▶ [Short task] In the entries, find all lines that hold the word "GAAP" and copy them.

···

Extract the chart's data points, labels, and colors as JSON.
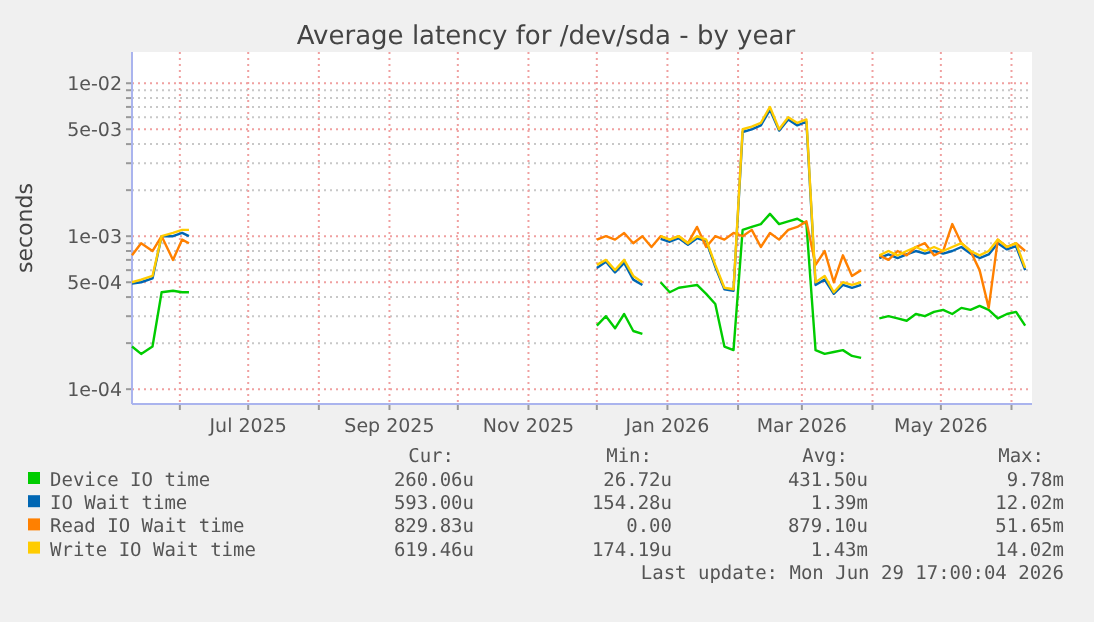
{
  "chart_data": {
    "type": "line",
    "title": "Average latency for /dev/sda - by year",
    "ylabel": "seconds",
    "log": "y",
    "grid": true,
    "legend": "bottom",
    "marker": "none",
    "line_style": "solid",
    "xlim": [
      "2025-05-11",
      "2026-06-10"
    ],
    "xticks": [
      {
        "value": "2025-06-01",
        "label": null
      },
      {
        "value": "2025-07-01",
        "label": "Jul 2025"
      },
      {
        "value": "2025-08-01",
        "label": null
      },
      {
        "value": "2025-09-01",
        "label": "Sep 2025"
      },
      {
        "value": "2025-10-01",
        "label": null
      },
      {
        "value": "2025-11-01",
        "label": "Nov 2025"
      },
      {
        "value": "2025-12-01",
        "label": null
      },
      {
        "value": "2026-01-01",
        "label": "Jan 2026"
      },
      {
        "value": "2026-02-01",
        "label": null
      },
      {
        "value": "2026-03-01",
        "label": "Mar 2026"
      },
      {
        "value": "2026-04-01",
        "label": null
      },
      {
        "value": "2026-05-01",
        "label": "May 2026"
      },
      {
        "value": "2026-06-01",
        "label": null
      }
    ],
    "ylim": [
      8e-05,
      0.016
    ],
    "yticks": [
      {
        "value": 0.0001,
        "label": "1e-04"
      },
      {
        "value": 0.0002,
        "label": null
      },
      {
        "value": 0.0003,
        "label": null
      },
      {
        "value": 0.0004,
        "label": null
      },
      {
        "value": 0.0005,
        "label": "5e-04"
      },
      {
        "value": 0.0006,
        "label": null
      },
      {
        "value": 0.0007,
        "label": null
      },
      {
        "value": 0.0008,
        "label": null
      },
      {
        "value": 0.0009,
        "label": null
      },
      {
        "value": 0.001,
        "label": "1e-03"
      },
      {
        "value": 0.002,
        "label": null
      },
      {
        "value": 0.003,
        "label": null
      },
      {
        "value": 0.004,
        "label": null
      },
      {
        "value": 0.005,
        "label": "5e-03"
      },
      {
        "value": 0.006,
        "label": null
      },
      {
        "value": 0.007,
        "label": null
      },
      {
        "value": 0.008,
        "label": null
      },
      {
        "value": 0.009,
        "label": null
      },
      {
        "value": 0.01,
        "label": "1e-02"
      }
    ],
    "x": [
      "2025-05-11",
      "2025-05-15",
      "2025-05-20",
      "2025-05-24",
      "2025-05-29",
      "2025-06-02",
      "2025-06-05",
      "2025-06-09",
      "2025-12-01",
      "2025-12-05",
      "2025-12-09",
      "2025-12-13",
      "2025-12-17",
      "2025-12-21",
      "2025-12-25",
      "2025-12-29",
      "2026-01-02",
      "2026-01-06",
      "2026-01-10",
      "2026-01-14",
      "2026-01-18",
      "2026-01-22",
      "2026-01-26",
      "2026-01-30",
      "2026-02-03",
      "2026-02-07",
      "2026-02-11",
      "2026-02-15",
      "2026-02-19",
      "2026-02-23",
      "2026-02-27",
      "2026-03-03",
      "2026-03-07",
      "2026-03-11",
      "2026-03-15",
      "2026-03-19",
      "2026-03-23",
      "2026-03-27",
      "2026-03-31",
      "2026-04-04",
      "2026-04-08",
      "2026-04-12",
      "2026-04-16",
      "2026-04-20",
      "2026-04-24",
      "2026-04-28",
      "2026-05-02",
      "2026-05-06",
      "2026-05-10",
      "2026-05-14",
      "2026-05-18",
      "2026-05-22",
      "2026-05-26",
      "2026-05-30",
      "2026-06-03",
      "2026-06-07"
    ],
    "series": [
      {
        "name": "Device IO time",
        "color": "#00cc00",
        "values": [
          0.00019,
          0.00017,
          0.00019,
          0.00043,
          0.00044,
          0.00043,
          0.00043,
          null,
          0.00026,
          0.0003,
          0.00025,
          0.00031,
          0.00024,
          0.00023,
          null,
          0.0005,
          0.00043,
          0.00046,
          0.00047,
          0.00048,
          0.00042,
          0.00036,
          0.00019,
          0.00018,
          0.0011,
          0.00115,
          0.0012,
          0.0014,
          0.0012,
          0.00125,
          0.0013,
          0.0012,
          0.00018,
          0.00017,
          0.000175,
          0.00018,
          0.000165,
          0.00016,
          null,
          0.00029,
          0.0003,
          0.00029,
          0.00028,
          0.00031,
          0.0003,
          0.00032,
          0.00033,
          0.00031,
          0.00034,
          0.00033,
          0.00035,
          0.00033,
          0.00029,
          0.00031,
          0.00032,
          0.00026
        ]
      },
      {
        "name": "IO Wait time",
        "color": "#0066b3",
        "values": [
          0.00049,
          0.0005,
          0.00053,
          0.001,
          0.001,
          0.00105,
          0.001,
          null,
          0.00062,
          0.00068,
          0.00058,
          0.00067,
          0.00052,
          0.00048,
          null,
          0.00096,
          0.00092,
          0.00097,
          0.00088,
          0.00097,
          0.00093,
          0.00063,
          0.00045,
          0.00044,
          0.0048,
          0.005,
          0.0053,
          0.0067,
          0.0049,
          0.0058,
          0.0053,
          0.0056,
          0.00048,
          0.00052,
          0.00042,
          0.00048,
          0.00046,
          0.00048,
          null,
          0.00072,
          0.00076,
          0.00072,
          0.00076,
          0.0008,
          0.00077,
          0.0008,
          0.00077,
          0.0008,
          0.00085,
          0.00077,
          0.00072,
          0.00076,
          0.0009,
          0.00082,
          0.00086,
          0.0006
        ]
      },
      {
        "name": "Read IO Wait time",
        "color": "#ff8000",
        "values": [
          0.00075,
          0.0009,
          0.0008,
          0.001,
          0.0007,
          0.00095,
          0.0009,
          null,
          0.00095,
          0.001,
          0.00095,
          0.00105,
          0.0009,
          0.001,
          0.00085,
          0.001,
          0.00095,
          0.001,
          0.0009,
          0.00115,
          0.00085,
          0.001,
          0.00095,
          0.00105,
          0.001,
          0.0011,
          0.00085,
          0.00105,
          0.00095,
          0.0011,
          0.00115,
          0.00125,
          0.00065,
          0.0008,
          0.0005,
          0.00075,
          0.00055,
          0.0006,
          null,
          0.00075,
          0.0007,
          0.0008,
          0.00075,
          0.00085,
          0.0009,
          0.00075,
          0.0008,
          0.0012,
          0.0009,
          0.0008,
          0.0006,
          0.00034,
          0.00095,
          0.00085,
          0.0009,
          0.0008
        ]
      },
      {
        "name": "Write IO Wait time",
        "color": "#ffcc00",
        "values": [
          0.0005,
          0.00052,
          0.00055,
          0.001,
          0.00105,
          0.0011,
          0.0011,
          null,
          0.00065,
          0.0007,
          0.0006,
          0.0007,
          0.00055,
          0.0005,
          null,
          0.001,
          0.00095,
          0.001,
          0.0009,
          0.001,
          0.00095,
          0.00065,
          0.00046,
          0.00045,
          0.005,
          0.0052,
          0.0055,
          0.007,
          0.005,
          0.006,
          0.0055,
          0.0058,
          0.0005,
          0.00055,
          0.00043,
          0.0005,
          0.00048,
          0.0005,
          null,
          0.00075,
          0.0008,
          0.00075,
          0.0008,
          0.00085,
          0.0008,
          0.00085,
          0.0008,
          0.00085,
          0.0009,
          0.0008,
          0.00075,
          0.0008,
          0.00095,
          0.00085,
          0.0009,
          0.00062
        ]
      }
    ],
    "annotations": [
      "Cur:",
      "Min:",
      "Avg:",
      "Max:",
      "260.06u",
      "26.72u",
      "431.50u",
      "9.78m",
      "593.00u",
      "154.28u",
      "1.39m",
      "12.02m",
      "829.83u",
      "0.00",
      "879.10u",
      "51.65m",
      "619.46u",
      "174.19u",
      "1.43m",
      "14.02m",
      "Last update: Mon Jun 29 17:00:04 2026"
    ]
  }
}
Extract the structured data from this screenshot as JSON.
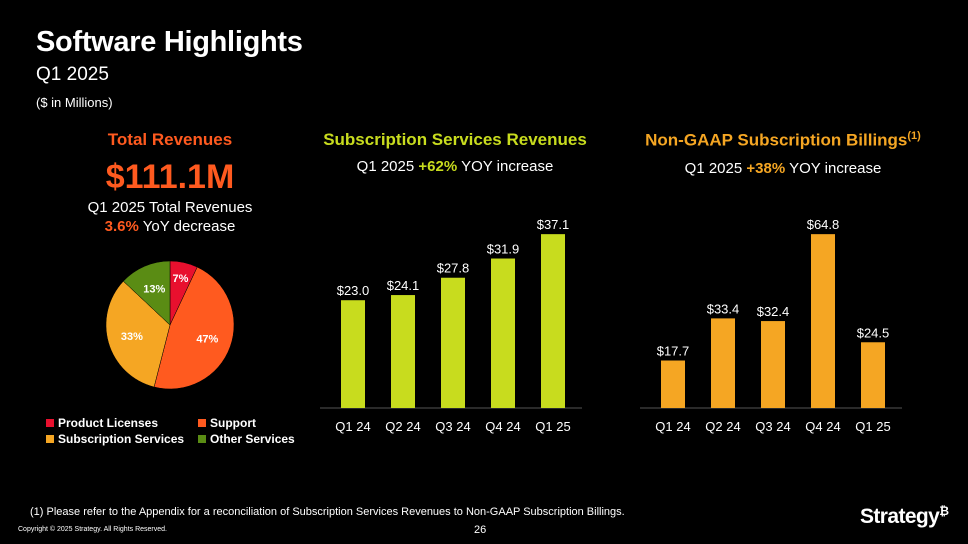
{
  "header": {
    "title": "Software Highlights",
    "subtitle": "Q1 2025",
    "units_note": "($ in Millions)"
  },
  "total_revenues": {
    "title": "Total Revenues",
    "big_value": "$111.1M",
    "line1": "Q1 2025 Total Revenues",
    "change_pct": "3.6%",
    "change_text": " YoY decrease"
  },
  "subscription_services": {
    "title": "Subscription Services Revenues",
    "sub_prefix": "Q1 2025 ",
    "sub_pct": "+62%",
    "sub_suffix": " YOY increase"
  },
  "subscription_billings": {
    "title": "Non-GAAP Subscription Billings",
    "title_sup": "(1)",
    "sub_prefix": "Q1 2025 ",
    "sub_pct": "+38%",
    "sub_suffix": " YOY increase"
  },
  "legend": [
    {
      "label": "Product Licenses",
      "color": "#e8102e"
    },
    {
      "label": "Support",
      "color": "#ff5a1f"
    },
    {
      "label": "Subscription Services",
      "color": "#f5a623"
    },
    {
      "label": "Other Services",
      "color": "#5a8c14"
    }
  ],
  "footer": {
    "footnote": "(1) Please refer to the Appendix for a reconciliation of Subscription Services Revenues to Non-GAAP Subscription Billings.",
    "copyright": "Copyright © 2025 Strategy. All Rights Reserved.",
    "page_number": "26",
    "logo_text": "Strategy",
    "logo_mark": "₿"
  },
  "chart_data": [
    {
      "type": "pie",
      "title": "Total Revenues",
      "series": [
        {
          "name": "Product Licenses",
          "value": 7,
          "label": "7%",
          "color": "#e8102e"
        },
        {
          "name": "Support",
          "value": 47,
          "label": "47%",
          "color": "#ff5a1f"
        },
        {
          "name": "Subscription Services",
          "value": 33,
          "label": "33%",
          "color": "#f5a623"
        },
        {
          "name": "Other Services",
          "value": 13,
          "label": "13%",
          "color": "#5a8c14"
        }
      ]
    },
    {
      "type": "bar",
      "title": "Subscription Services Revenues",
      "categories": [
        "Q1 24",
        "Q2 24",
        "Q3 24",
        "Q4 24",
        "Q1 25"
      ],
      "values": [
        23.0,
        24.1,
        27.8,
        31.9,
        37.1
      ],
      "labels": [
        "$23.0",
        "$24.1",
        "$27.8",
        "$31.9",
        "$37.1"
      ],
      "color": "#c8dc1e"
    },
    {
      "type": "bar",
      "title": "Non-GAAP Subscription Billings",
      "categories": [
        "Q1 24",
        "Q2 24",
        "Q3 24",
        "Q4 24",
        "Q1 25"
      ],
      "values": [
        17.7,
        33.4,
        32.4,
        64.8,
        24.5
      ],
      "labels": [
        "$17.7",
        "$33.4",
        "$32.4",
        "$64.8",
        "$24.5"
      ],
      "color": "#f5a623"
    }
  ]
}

···

▶ [Written response]
    "title": "Non-GAAP Subscription Billings",
    "footnote": "(1) Please refer to the Appendix for a reconciliation of Subscription Services Revenues to Non-GAAP Subscription Billings.",
      "title": "Non-GAAP Subscription Billings",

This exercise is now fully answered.